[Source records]
+++++

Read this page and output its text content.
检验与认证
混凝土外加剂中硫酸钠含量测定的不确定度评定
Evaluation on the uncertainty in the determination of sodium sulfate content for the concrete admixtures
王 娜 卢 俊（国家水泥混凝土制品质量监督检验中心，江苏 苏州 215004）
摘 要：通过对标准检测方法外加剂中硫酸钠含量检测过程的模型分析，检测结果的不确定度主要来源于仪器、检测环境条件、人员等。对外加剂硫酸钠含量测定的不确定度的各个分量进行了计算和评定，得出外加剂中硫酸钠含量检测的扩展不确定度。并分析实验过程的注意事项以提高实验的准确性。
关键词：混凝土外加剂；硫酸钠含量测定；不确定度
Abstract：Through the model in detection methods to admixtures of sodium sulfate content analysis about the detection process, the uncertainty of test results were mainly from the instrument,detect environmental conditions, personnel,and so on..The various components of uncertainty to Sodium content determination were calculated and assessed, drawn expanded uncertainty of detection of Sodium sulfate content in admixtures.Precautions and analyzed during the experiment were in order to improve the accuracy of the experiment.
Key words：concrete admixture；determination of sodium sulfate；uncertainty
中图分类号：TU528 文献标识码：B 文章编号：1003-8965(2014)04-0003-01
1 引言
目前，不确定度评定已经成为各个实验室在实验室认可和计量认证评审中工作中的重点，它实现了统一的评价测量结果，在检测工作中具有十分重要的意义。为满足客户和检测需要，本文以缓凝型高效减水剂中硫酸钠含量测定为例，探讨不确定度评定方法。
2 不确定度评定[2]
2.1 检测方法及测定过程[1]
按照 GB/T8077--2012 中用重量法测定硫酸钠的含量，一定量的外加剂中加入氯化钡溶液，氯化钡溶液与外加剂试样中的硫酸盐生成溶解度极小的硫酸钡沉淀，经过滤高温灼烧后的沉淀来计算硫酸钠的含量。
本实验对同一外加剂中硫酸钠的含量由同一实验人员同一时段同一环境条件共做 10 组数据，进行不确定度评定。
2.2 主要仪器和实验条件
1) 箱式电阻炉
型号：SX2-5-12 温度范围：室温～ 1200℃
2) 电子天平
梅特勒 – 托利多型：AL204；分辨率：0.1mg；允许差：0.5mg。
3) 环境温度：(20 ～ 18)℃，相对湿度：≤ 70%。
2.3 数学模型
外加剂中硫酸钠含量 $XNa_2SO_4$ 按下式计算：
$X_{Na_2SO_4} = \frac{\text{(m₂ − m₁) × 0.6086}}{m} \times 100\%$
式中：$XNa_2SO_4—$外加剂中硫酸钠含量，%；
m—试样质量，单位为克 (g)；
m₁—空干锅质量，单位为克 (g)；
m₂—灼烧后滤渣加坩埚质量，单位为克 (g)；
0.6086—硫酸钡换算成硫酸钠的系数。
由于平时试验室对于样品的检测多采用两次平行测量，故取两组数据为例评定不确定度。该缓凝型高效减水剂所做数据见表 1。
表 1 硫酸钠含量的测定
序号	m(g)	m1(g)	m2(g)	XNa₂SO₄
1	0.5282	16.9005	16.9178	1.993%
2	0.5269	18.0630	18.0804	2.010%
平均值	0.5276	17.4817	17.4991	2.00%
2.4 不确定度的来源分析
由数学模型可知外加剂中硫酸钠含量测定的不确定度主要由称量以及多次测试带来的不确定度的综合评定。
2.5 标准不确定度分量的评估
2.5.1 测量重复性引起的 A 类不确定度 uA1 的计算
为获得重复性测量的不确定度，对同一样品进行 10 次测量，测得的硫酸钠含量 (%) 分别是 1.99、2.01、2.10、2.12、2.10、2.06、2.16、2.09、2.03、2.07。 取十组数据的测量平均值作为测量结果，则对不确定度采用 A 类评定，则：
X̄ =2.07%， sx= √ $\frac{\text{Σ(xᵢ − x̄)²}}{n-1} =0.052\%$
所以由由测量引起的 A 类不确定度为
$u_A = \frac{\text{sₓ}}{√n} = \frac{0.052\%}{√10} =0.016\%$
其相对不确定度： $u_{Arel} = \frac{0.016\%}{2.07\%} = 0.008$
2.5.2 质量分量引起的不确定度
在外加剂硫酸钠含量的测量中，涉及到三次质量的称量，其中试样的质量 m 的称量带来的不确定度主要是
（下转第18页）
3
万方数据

+++++

• **GIVEN REQUEST**: In the records, locate each line holding the string "admixtures" and copy it.

• **EXERCISE ANSWER**:
Evaluation on the uncertainty in the determination of sodium sulfate content for the concrete admixtures
Abstract：Through the model in detection methods to admixtures of sodium sulfate content analysis about the detection process, the uncertainty of test results were mainly from the instrument,detect environmental conditions, personnel,and so on..The various components of uncertainty to Sodium content determination were calculated and assessed, drawn expanded uncertainty of detection of Sodium sulfate content in admixtures.Precautions and analyzed during the experiment were in order to improve the accuracy of the experiment.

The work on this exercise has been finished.